Material provided:
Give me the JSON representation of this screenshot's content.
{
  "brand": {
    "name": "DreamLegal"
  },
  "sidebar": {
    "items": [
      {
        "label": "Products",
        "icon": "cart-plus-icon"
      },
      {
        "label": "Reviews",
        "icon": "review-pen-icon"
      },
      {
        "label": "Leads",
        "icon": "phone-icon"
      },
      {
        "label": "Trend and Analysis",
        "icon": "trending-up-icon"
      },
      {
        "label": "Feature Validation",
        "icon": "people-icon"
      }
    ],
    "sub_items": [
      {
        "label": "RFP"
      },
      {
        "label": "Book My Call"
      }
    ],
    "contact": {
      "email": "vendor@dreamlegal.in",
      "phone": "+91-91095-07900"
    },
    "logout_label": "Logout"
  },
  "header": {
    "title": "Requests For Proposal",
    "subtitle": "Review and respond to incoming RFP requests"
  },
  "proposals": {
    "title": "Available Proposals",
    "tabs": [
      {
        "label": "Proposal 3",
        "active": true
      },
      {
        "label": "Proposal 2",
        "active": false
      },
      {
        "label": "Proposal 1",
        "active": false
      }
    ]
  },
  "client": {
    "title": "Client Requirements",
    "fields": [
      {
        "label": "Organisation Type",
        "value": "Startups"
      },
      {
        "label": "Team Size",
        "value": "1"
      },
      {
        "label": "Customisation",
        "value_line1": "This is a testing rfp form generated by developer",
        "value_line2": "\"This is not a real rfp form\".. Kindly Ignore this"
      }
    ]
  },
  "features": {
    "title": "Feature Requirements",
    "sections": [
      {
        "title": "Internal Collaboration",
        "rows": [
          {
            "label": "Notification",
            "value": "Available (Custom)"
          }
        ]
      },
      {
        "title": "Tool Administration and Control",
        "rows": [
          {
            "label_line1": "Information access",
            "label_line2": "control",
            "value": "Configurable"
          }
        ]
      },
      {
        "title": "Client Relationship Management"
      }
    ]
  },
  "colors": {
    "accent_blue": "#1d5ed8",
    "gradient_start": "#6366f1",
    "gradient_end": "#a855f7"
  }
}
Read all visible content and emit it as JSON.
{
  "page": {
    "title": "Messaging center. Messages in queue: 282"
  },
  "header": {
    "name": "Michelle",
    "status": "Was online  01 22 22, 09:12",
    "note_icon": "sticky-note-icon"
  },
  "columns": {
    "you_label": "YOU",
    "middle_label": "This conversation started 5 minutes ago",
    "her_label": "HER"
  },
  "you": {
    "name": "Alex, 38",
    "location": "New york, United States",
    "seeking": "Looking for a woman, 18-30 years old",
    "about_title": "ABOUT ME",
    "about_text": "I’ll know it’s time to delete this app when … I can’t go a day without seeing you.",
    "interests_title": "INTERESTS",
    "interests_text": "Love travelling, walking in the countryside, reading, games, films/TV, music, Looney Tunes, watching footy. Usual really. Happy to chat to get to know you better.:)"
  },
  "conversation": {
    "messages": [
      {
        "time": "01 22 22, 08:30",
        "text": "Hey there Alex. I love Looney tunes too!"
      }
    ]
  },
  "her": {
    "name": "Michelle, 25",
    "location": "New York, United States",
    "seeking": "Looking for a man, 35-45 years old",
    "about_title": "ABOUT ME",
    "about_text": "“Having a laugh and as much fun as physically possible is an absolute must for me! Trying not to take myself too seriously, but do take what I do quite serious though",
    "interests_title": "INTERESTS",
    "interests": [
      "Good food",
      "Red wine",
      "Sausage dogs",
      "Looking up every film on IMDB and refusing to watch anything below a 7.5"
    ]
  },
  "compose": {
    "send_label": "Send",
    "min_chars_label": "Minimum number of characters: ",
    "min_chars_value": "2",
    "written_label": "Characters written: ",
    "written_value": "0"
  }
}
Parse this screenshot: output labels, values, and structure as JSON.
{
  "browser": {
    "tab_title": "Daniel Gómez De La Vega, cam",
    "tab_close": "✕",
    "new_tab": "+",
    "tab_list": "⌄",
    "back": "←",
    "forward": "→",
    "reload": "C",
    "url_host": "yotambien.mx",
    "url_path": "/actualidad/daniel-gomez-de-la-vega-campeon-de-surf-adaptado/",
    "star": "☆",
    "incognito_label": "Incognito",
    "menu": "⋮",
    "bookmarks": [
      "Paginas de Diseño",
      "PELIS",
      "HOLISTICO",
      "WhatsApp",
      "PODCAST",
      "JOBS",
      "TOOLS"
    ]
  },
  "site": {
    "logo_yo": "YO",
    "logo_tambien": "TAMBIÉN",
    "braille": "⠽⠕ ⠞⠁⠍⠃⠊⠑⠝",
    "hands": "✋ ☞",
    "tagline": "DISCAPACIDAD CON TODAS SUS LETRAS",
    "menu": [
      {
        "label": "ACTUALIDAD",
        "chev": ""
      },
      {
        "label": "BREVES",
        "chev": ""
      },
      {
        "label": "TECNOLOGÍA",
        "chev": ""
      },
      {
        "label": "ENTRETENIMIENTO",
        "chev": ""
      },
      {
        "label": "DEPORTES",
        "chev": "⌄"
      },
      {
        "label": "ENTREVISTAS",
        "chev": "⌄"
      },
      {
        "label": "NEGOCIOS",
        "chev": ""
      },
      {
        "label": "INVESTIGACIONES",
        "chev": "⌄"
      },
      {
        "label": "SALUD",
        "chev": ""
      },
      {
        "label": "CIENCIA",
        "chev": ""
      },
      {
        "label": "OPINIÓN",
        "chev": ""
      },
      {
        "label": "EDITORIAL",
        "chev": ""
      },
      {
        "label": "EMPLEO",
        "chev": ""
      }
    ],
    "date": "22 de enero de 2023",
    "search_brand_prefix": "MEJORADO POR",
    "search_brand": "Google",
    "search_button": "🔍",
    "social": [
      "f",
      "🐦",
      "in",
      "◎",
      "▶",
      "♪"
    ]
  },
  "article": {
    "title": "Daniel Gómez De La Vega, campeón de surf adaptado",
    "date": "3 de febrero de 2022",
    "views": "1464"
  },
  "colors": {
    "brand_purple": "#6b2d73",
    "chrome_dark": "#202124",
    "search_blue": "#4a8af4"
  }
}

To do: Copy all the records above exactly, missing none.

Written solution:
Give me the JSON representation of this screenshot's content.
{
  "brand": {
    "name": "DreamLegal"
  },
  "sidebar": {
    "items": [
      {
        "label": "Products",
        "icon": "cart-plus-icon"
      },
      {
        "label": "Reviews",
        "icon": "review-pen-icon"
      },
      {
        "label": "Leads",
        "icon": "phone-icon"
      },
      {
        "label": "Trend and Analysis",
        "icon": "trending-up-icon"
      },
      {
        "label": "Feature Validation",
        "icon": "people-icon"
      }
    ],
    "sub_items": [
      {
        "label": "RFP"
      },
      {
        "label": "Book My Call"
      }
    ],
    "contact": {
      "email": "vendor@dreamlegal.in",
      "phone": "+91-91095-07900"
    },
    "logout_label": "Logout"
  },
  "header": {
    "title": "Requests For Proposal",
    "subtitle": "Review and respond to incoming RFP requests"
  },
  "proposals": {
    "title": "Available Proposals",
    "tabs": [
      {
        "label": "Proposal 3",
        "active": true
      },
      {
        "label": "Proposal 2",
        "active": false
      },
      {
        "label": "Proposal 1",
        "active": false
      }
    ]
  },
  "client": {
    "title": "Client Requirements",
    "fields": [
      {
        "label": "Organisation Type",
        "value": "Startups"
      },
      {
        "label": "Team Size",
        "value": "1"
      },
      {
        "label": "Customisation",
        "value_line1": "This is a testing rfp form generated by developer",
        "value_line2": "\"This is not a real rfp form\".. Kindly Ignore this"
      }
    ]
  },
  "features": {
    "title": "Feature Requirements",
    "sections": [
      {
        "title": "Internal Collaboration",
        "rows": [
          {
            "label": "Notification",
            "value": "Available (Custom)"
          }
        ]
      },
      {
        "title": "Tool Administration and Control",
        "rows": [
          {
            "label_line1": "Information access",
            "label_line2": "control",
            "value": "Configurable"
          }
        ]
      },
      {
        "title": "Client Relationship Management"
      }
    ]
  },
  "colors": {
    "accent_blue": "#1d5ed8",
    "gradient_start": "#6366f1",
    "gradient_end": "#a855f7"
  }
}
Read all visible content and emit it as JSON.
{
  "page": {
    "title": "Messaging center. Messages in queue: 282"
  },
  "header": {
    "name": "Michelle",
    "status": "Was online  01 22 22, 09:12",
    "note_icon": "sticky-note-icon"
  },
  "columns": {
    "you_label": "YOU",
    "middle_label": "This conversation started 5 minutes ago",
    "her_label": "HER"
  },
  "you": {
    "name": "Alex, 38",
    "location": "New york, United States",
    "seeking": "Looking for a woman, 18-30 years old",
    "about_title": "ABOUT ME",
    "about_text": "I’ll know it’s time to delete this app when … I can’t go a day without seeing you.",
    "interests_title": "INTERESTS",
    "interests_text": "Love travelling, walking in the countryside, reading, games, films/TV, music, Looney Tunes, watching footy. Usual really. Happy to chat to get to know you better.:)"
  },
  "conversation": {
    "messages": [
      {
        "time": "01 22 22, 08:30",
        "text": "Hey there Alex. I love Looney tunes too!"
      }
    ]
  },
  "her": {
    "name": "Michelle, 25",
    "location": "New York, United States",
    "seeking": "Looking for a man, 35-45 years old",
    "about_title": "ABOUT ME",
    "about_text": "“Having a laugh and as much fun as physically possible is an absolute must for me! Trying not to take myself too seriously, but do take what I do quite serious though",
    "interests_title": "INTERESTS",
    "interests": [
      "Good food",
      "Red wine",
      "Sausage dogs",
      "Looking up every film on IMDB and refusing to watch anything below a 7.5"
    ]
  },
  "compose": {
    "send_label": "Send",
    "min_chars_label": "Minimum number of characters: ",
    "min_chars_value": "2",
    "written_label": "Characters written: ",
    "written_value": "0"
  }
}
Parse this screenshot: output labels, values, and structure as JSON.
{
  "browser": {
    "tab_title": "Daniel Gómez De La Vega, cam",
    "tab_close": "✕",
    "new_tab": "+",
    "tab_list": "⌄",
    "back": "←",
    "forward": "→",
    "reload": "C",
    "url_host": "yotambien.mx",
    "url_path": "/actualidad/daniel-gomez-de-la-vega-campeon-de-surf-adaptado/",
    "star": "☆",
    "incognito_label": "Incognito",
    "menu": "⋮",
    "bookmarks": [
      "Paginas de Diseño",
      "PELIS",
      "HOLISTICO",
      "WhatsApp",
      "PODCAST",
      "JOBS",
      "TOOLS"
    ]
  },
  "site": {
    "logo_yo": "YO",
    "logo_tambien": "TAMBIÉN",
    "braille": "⠽⠕ ⠞⠁⠍⠃⠊⠑⠝",
    "hands": "✋ ☞",
    "tagline": "DISCAPACIDAD CON TODAS SUS LETRAS",
    "menu": [
      {
        "label": "ACTUALIDAD",
        "chev": ""
      },
      {
        "label": "BREVES",
        "chev": ""
      },
      {
        "label": "TECNOLOGÍA",
        "chev": ""
      },
      {
        "label": "ENTRETENIMIENTO",
        "chev": ""
      },
      {
        "label": "DEPORTES",
        "chev": "⌄"
      },
      {
        "label": "ENTREVISTAS",
        "chev": "⌄"
      },
      {
        "label": "NEGOCIOS",
        "chev": ""
      },
      {
        "label": "INVESTIGACIONES",
        "chev": "⌄"
      },
      {
        "label": "SALUD",
        "chev": ""
      },
      {
        "label": "CIENCIA",
        "chev": ""
      },
      {
        "label": "OPINIÓN",
        "chev": ""
      },
      {
        "label": "EDITORIAL",
        "chev": ""
      },
      {
        "label": "EMPLEO",
        "chev": ""
      }
    ],
    "date": "22 de enero de 2023",
    "search_brand_prefix": "MEJORADO POR",
    "search_brand": "Google",
    "search_button": "🔍",
    "social": [
      "f",
      "🐦",
      "in",
      "◎",
      "▶",
      "♪"
    ]
  },
  "article": {
    "title": "Daniel Gómez De La Vega, campeón de surf adaptado",
    "date": "3 de febrero de 2022",
    "views": "1464"
  },
  "colors": {
    "brand_purple": "#6b2d73",
    "chrome_dark": "#202124",
    "search_blue": "#4a8af4"
  }
}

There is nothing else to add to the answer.